*** Data for the task ***

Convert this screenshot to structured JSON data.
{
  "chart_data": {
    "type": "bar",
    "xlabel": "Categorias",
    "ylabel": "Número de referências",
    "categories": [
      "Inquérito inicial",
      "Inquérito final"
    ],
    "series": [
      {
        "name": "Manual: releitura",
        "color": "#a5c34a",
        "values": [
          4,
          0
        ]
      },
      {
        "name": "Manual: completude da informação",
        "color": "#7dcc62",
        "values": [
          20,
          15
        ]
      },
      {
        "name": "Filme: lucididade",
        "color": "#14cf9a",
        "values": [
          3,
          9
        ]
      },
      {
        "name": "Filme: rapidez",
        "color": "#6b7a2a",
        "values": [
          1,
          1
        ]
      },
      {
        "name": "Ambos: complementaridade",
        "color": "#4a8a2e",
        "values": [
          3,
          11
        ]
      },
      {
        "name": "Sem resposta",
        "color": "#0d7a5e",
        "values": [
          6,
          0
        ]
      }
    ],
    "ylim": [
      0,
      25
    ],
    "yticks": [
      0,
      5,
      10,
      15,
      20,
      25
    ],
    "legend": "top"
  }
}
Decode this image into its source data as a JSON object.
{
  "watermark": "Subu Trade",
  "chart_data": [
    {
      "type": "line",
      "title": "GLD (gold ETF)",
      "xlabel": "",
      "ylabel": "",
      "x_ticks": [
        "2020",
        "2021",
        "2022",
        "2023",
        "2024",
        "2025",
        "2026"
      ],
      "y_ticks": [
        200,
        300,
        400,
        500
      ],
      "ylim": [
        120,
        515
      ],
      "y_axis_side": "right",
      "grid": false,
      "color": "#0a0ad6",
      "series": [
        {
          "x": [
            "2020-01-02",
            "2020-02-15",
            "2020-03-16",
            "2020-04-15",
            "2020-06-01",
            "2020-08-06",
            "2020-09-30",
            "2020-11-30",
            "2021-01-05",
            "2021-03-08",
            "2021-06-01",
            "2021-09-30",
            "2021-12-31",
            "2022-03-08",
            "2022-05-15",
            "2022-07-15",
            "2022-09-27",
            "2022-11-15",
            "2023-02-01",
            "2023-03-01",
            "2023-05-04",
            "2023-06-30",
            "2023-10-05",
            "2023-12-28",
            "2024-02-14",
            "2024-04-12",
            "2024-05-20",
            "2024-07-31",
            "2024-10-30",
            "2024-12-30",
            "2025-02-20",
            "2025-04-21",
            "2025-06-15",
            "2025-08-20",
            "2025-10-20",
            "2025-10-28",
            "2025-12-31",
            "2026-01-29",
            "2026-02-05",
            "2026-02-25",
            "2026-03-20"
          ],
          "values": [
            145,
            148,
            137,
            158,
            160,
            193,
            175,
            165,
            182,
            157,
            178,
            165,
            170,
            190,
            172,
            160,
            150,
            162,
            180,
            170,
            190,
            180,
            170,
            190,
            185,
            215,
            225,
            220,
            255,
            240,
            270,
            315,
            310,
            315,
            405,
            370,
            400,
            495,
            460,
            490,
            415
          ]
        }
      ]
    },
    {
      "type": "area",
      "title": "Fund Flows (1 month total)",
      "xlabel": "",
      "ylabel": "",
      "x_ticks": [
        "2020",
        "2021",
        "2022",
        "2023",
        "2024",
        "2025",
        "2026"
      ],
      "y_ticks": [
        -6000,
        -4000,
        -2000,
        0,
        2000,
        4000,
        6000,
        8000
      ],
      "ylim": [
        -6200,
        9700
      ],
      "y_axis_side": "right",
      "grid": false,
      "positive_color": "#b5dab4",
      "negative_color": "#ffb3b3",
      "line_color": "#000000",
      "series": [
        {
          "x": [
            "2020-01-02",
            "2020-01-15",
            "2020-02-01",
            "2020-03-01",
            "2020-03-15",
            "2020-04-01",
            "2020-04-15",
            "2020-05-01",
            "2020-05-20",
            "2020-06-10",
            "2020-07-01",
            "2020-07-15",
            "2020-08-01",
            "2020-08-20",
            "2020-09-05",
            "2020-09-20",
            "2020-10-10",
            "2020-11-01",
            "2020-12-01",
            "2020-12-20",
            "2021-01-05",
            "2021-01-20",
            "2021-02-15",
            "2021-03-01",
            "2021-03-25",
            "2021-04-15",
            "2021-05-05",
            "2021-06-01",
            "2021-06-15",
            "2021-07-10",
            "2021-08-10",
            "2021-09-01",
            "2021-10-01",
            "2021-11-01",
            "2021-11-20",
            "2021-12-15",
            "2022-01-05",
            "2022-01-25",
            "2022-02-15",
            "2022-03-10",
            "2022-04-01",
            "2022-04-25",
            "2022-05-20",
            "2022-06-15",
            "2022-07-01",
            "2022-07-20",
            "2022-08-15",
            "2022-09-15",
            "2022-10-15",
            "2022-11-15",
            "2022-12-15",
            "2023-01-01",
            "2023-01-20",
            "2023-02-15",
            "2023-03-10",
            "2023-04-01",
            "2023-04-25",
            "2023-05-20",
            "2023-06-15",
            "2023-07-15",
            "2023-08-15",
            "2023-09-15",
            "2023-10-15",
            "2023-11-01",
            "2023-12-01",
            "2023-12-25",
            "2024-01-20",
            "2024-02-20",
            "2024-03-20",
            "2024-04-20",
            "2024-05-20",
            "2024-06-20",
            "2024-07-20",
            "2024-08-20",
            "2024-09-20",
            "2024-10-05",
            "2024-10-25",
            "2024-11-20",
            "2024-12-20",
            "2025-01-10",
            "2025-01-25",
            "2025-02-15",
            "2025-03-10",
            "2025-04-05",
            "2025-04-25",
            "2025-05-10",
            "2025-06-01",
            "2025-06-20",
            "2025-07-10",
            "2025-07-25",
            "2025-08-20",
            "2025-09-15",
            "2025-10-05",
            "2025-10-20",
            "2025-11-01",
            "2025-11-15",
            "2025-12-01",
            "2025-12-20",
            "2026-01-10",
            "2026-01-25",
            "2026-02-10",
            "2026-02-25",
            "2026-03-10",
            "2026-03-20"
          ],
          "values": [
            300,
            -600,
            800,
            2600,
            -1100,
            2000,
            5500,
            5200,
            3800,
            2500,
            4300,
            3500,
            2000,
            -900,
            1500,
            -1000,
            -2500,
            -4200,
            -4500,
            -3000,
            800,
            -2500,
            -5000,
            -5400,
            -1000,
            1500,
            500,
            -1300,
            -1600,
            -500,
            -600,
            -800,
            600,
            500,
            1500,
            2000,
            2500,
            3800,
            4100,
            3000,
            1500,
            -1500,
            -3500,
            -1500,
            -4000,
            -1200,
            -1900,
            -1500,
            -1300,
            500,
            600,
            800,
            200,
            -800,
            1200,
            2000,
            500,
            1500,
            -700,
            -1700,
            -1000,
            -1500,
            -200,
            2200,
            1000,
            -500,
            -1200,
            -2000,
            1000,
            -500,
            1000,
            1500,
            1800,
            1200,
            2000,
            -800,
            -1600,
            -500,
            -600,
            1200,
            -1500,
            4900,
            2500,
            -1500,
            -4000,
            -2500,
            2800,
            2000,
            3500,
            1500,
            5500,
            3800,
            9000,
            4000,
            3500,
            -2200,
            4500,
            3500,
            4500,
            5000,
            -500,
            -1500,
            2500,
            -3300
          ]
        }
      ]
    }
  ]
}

***

Required task
Write all of the records out again exactly.

Full answer
Convert this screenshot to structured JSON data.
{
  "chart_data": {
    "type": "bar",
    "xlabel": "Categorias",
    "ylabel": "Número de referências",
    "categories": [
      "Inquérito inicial",
      "Inquérito final"
    ],
    "series": [
      {
        "name": "Manual: releitura",
        "color": "#a5c34a",
        "values": [
          4,
          0
        ]
      },
      {
        "name": "Manual: completude da informação",
        "color": "#7dcc62",
        "values": [
          20,
          15
        ]
      },
      {
        "name": "Filme: lucididade",
        "color": "#14cf9a",
        "values": [
          3,
          9
        ]
      },
      {
        "name": "Filme: rapidez",
        "color": "#6b7a2a",
        "values": [
          1,
          1
        ]
      },
      {
        "name": "Ambos: complementaridade",
        "color": "#4a8a2e",
        "values": [
          3,
          11
        ]
      },
      {
        "name": "Sem resposta",
        "color": "#0d7a5e",
        "values": [
          6,
          0
        ]
      }
    ],
    "ylim": [
      0,
      25
    ],
    "yticks": [
      0,
      5,
      10,
      15,
      20,
      25
    ],
    "legend": "top"
  }
}
Decode this image into its source data as a JSON object.
{
  "watermark": "Subu Trade",
  "chart_data": [
    {
      "type": "line",
      "title": "GLD (gold ETF)",
      "xlabel": "",
      "ylabel": "",
      "x_ticks": [
        "2020",
        "2021",
        "2022",
        "2023",
        "2024",
        "2025",
        "2026"
      ],
      "y_ticks": [
        200,
        300,
        400,
        500
      ],
      "ylim": [
        120,
        515
      ],
      "y_axis_side": "right",
      "grid": false,
      "color": "#0a0ad6",
      "series": [
        {
          "x": [
            "2020-01-02",
            "2020-02-15",
            "2020-03-16",
            "2020-04-15",
            "2020-06-01",
            "2020-08-06",
            "2020-09-30",
            "2020-11-30",
            "2021-01-05",
            "2021-03-08",
            "2021-06-01",
            "2021-09-30",
            "2021-12-31",
            "2022-03-08",
            "2022-05-15",
            "2022-07-15",
            "2022-09-27",
            "2022-11-15",
            "2023-02-01",
            "2023-03-01",
            "2023-05-04",
            "2023-06-30",
            "2023-10-05",
            "2023-12-28",
            "2024-02-14",
            "2024-04-12",
            "2024-05-20",
            "2024-07-31",
            "2024-10-30",
            "2024-12-30",
            "2025-02-20",
            "2025-04-21",
            "2025-06-15",
            "2025-08-20",
            "2025-10-20",
            "2025-10-28",
            "2025-12-31",
            "2026-01-29",
            "2026-02-05",
            "2026-02-25",
            "2026-03-20"
          ],
          "values": [
            145,
            148,
            137,
            158,
            160,
            193,
            175,
            165,
            182,
            157,
            178,
            165,
            170,
            190,
            172,
            160,
            150,
            162,
            180,
            170,
            190,
            180,
            170,
            190,
            185,
            215,
            225,
            220,
            255,
            240,
            270,
            315,
            310,
            315,
            405,
            370,
            400,
            495,
            460,
            490,
            415
          ]
        }
      ]
    },
    {
      "type": "area",
      "title": "Fund Flows (1 month total)",
      "xlabel": "",
      "ylabel": "",
      "x_ticks": [
        "2020",
        "2021",
        "2022",
        "2023",
        "2024",
        "2025",
        "2026"
      ],
      "y_ticks": [
        -6000,
        -4000,
        -2000,
        0,
        2000,
        4000,
        6000,
        8000
      ],
      "ylim": [
        -6200,
        9700
      ],
      "y_axis_side": "right",
      "grid": false,
      "positive_color": "#b5dab4",
      "negative_color": "#ffb3b3",
      "line_color": "#000000",
      "series": [
        {
          "x": [
            "2020-01-02",
            "2020-01-15",
            "2020-02-01",
            "2020-03-01",
            "2020-03-15",
            "2020-04-01",
            "2020-04-15",
            "2020-05-01",
            "2020-05-20",
            "2020-06-10",
            "2020-07-01",
            "2020-07-15",
            "2020-08-01",
            "2020-08-20",
            "2020-09-05",
            "2020-09-20",
            "2020-10-10",
            "2020-11-01",
            "2020-12-01",
            "2020-12-20",
            "2021-01-05",
            "2021-01-20",
            "2021-02-15",
            "2021-03-01",
            "2021-03-25",
            "2021-04-15",
            "2021-05-05",
            "2021-06-01",
            "2021-06-15",
            "2021-07-10",
            "2021-08-10",
            "2021-09-01",
            "2021-10-01",
            "2021-11-01",
            "2021-11-20",
            "2021-12-15",
            "2022-01-05",
            "2022-01-25",
            "2022-02-15",
            "2022-03-10",
            "2022-04-01",
            "2022-04-25",
            "2022-05-20",
            "2022-06-15",
            "2022-07-01",
            "2022-07-20",
            "2022-08-15",
            "2022-09-15",
            "2022-10-15",
            "2022-11-15",
            "2022-12-15",
            "2023-01-01",
            "2023-01-20",
            "2023-02-15",
            "2023-03-10",
            "2023-04-01",
            "2023-04-25",
            "2023-05-20",
            "2023-06-15",
            "2023-07-15",
            "2023-08-15",
            "2023-09-15",
            "2023-10-15",
            "2023-11-01",
            "2023-12-01",
            "2023-12-25",
            "2024-01-20",
            "2024-02-20",
            "2024-03-20",
            "2024-04-20",
            "2024-05-20",
            "2024-06-20",
            "2024-07-20",
            "2024-08-20",
            "2024-09-20",
            "2024-10-05",
            "2024-10-25",
            "2024-11-20",
            "2024-12-20",
            "2025-01-10",
            "2025-01-25",
            "2025-02-15",
            "2025-03-10",
            "2025-04-05",
            "2025-04-25",
            "2025-05-10",
            "2025-06-01",
            "2025-06-20",
            "2025-07-10",
            "2025-07-25",
            "2025-08-20",
            "2025-09-15",
            "2025-10-05",
            "2025-10-20",
            "2025-11-01",
            "2025-11-15",
            "2025-12-01",
            "2025-12-20",
            "2026-01-10",
            "2026-01-25",
            "2026-02-10",
            "2026-02-25",
            "2026-03-10",
            "2026-03-20"
          ],
          "values": [
            300,
            -600,
            800,
            2600,
            -1100,
            2000,
            5500,
            5200,
            3800,
            2500,
            4300,
            3500,
            2000,
            -900,
            1500,
            -1000,
            -2500,
            -4200,
            -4500,
            -3000,
            800,
            -2500,
            -5000,
            -5400,
            -1000,
            1500,
            500,
            -1300,
            -1600,
            -500,
            -600,
            -800,
            600,
            500,
            1500,
            2000,
            2500,
            3800,
            4100,
            3000,
            1500,
            -1500,
            -3500,
            -1500,
            -4000,
            -1200,
            -1900,
            -1500,
            -1300,
            500,
            600,
            800,
            200,
            -800,
            1200,
            2000,
            500,
            1500,
            -700,
            -1700,
            -1000,
            -1500,
            -200,
            2200,
            1000,
            -500,
            -1200,
            -2000,
            1000,
            -500,
            1000,
            1500,
            1800,
            1200,
            2000,
            -800,
            -1600,
            -500,
            -600,
            1200,
            -1500,
            4900,
            2500,
            -1500,
            -4000,
            -2500,
            2800,
            2000,
            3500,
            1500,
            5500,
            3800,
            9000,
            4000,
            3500,
            -2200,
            4500,
            3500,
            4500,
            5000,
            -500,
            -1500,
            2500,
            -3300
          ]
        }
      ]
    }
  ]
}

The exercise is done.